**DO THIS**
Every line from the one that contains "Transcribe this image's" to the last line of the listing below should be quoted verbatim. Pictures are excluded.

**Rows from a figure dataset**
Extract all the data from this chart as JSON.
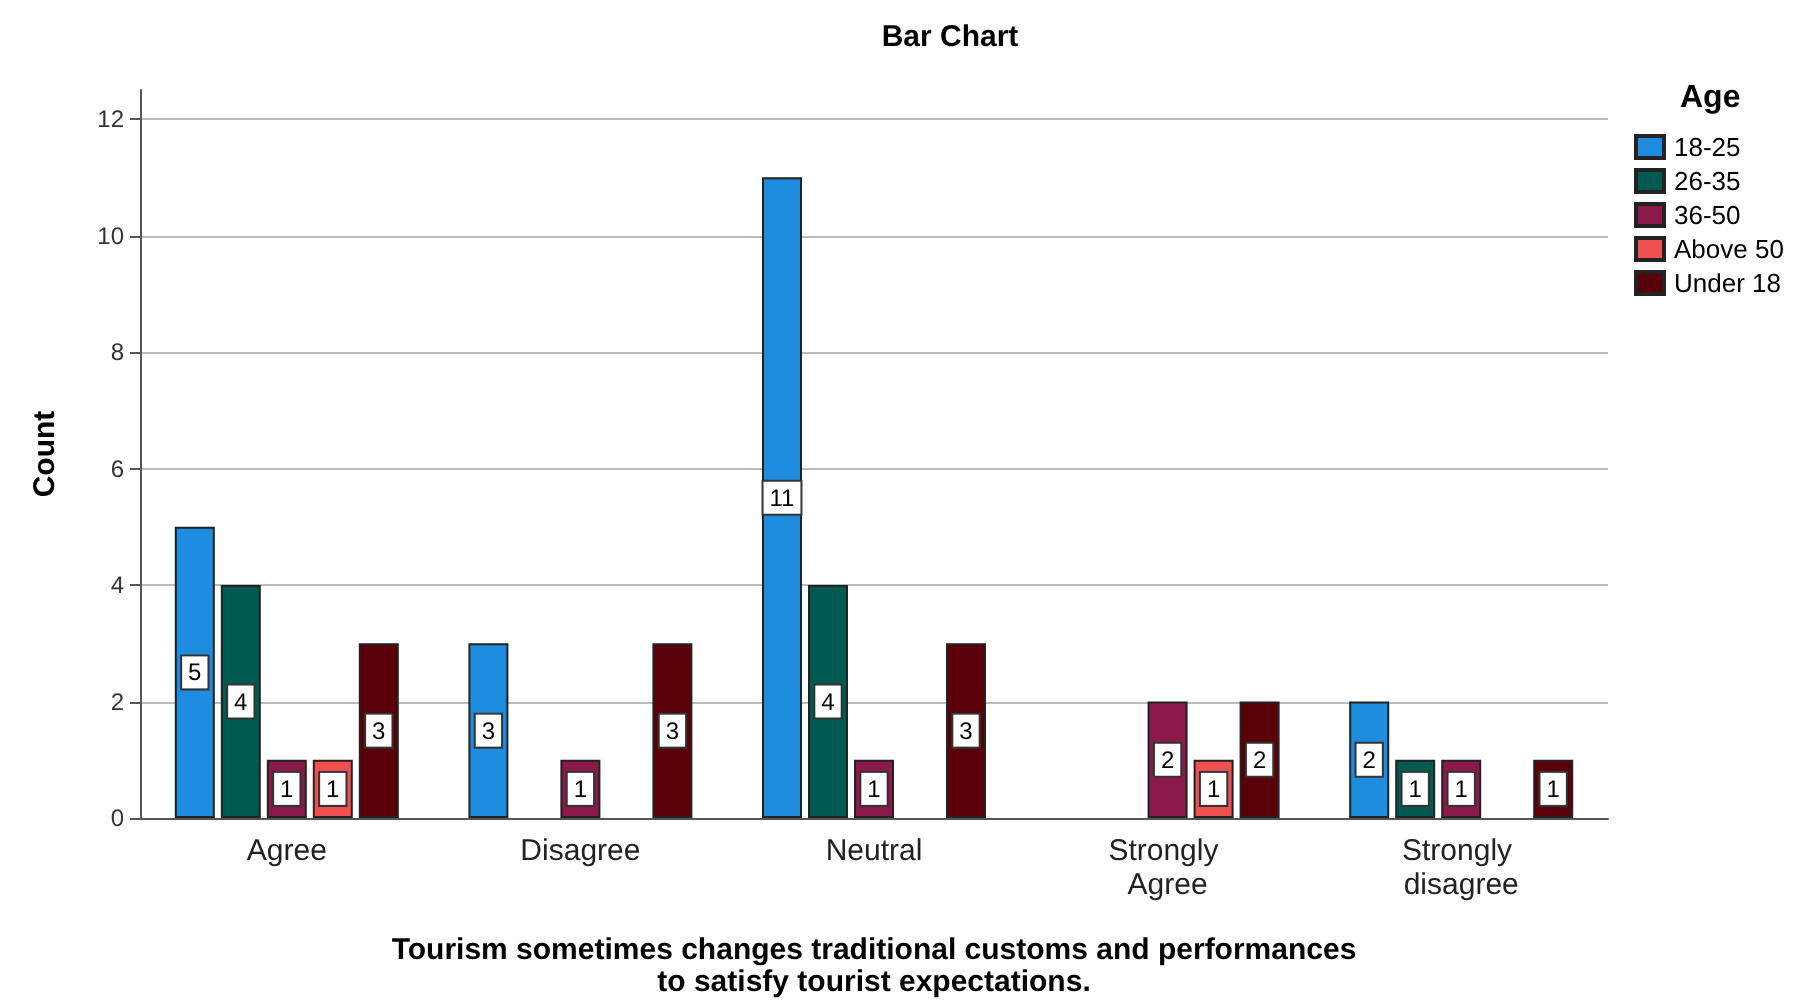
{
  "chart_data": {
    "type": "bar",
    "title": "Bar Chart",
    "xlabel": "Tourism sometimes changes traditional customs and performances\nto satisfy tourist expectations.",
    "ylabel": "Count",
    "legend_title": "Age",
    "categories": [
      "Agree",
      "Disagree",
      "Neutral",
      "Strongly Agree",
      "Strongly disagree"
    ],
    "series": [
      {
        "name": "18-25",
        "color": "#1e8de0",
        "values": [
          5,
          3,
          11,
          null,
          2
        ]
      },
      {
        "name": "26-35",
        "color": "#005a50",
        "values": [
          4,
          null,
          4,
          null,
          1
        ]
      },
      {
        "name": "36-50",
        "color": "#8b1a4a",
        "values": [
          1,
          1,
          1,
          2,
          1
        ]
      },
      {
        "name": "Above 50",
        "color": "#f05050",
        "values": [
          1,
          null,
          null,
          1,
          null
        ]
      },
      {
        "name": "Under 18",
        "color": "#5a0008",
        "values": [
          3,
          3,
          3,
          2,
          1
        ]
      }
    ],
    "ylim": [
      0,
      12.5
    ],
    "yticks": [
      0,
      2,
      4,
      6,
      8,
      10,
      12
    ],
    "grid": "y",
    "legend": "top right",
    "data_labels": true
  }
}
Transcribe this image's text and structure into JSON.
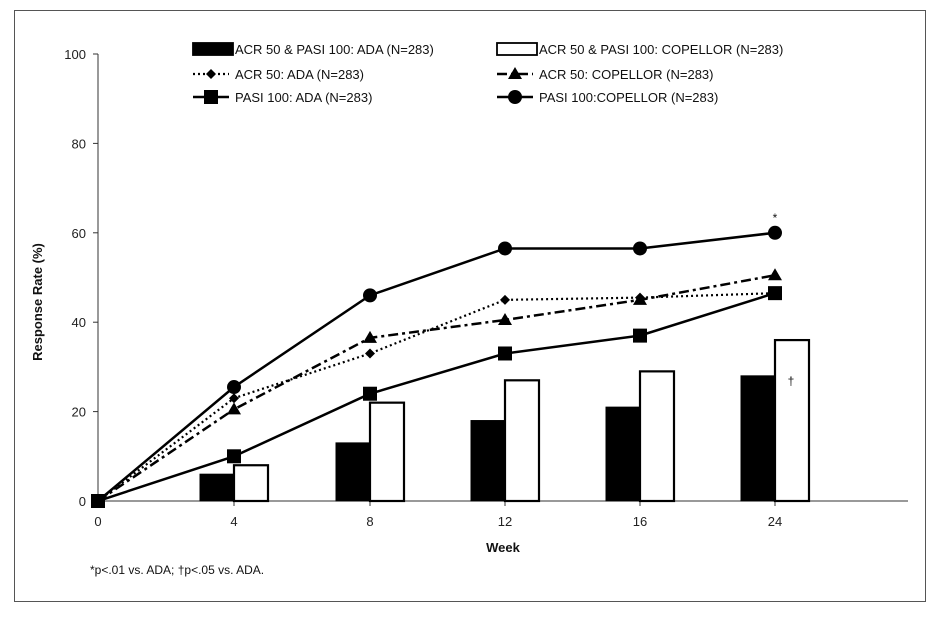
{
  "chart_data": {
    "type": "bar+line",
    "xlabel": "Week",
    "ylabel": "Response Rate (%)",
    "categories": [
      "0",
      "4",
      "8",
      "12",
      "16",
      "24"
    ],
    "ylim": [
      0,
      100
    ],
    "yticks": [
      "0",
      "20",
      "40",
      "60",
      "80",
      "100"
    ],
    "grid": false,
    "legend_position": "top",
    "bar_series": [
      {
        "name": "ACR 50 & PASI 100: ADA (N=283)",
        "fill": "#000000",
        "values": [
          null,
          6,
          13,
          18,
          21,
          28
        ]
      },
      {
        "name": "ACR 50 & PASI 100: COPELLOR (N=283)",
        "fill": "#ffffff",
        "values": [
          null,
          8,
          22,
          27,
          29,
          36
        ]
      }
    ],
    "line_series": [
      {
        "name": "ACR 50: ADA (N=283)",
        "style": "dotted",
        "marker": "diamond",
        "values": [
          0,
          23,
          33,
          45,
          45.5,
          46.5
        ]
      },
      {
        "name": "ACR 50: COPELLOR (N=283)",
        "style": "dashdot",
        "marker": "triangle",
        "values": [
          0,
          20.5,
          36.5,
          40.5,
          45,
          50.5
        ]
      },
      {
        "name": "PASI 100: ADA (N=283)",
        "style": "solid",
        "marker": "square",
        "values": [
          0,
          10,
          24,
          33,
          37,
          46.5
        ]
      },
      {
        "name": "PASI 100:COPELLOR (N=283)",
        "style": "solid",
        "marker": "circle",
        "values": [
          0,
          25.5,
          46,
          56.5,
          56.5,
          60
        ]
      }
    ],
    "annotations": [
      {
        "text": "*",
        "category": "24",
        "near": "PASI 100:COPELLOR (N=283)"
      },
      {
        "text": "†",
        "category": "24",
        "near": "ACR 50 & PASI 100: COPELLOR (N=283)"
      }
    ],
    "footnote": "*p<.01 vs. ADA; †p<.05 vs. ADA."
  }
}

**RESPONSE TO THE EXERCISE**
Transcribe this image's text and structure into JSON.
{
  "chart_data": {
    "type": "bar+line",
    "xlabel": "Week",
    "ylabel": "Response Rate (%)",
    "categories": [
      "0",
      "4",
      "8",
      "12",
      "16",
      "24"
    ],
    "ylim": [
      0,
      100
    ],
    "yticks": [
      "0",
      "20",
      "40",
      "60",
      "80",
      "100"
    ],
    "grid": false,
    "legend_position": "top",
    "bar_series": [
      {
        "name": "ACR 50 & PASI 100: ADA (N=283)",
        "fill": "#000000",
        "values": [
          null,
          6,
          13,
          18,
          21,
          28
        ]
      },
      {
        "name": "ACR 50 & PASI 100: COPELLOR (N=283)",
        "fill": "#ffffff",
        "values": [
          null,
          8,
          22,
          27,
          29,
          36
        ]
      }
    ],
    "line_series": [
      {
        "name": "ACR 50: ADA (N=283)",
        "style": "dotted",
        "marker": "diamond",
        "values": [
          0,
          23,
          33,
          45,
          45.5,
          46.5
        ]
      },
      {
        "name": "ACR 50: COPELLOR (N=283)",
        "style": "dashdot",
        "marker": "triangle",
        "values": [
          0,
          20.5,
          36.5,
          40.5,
          45,
          50.5
        ]
      },
      {
        "name": "PASI 100: ADA (N=283)",
        "style": "solid",
        "marker": "square",
        "values": [
          0,
          10,
          24,
          33,
          37,
          46.5
        ]
      },
      {
        "name": "PASI 100:COPELLOR (N=283)",
        "style": "solid",
        "marker": "circle",
        "values": [
          0,
          25.5,
          46,
          56.5,
          56.5,
          60
        ]
      }
    ],
    "annotations": [
      {
        "text": "*",
        "category": "24",
        "near": "PASI 100:COPELLOR (N=283)"
      },
      {
        "text": "†",
        "category": "24",
        "near": "ACR 50 & PASI 100: COPELLOR (N=283)"
      }
    ],
    "footnote": "*p<.01 vs. ADA; †p<.05 vs. ADA."
  }
}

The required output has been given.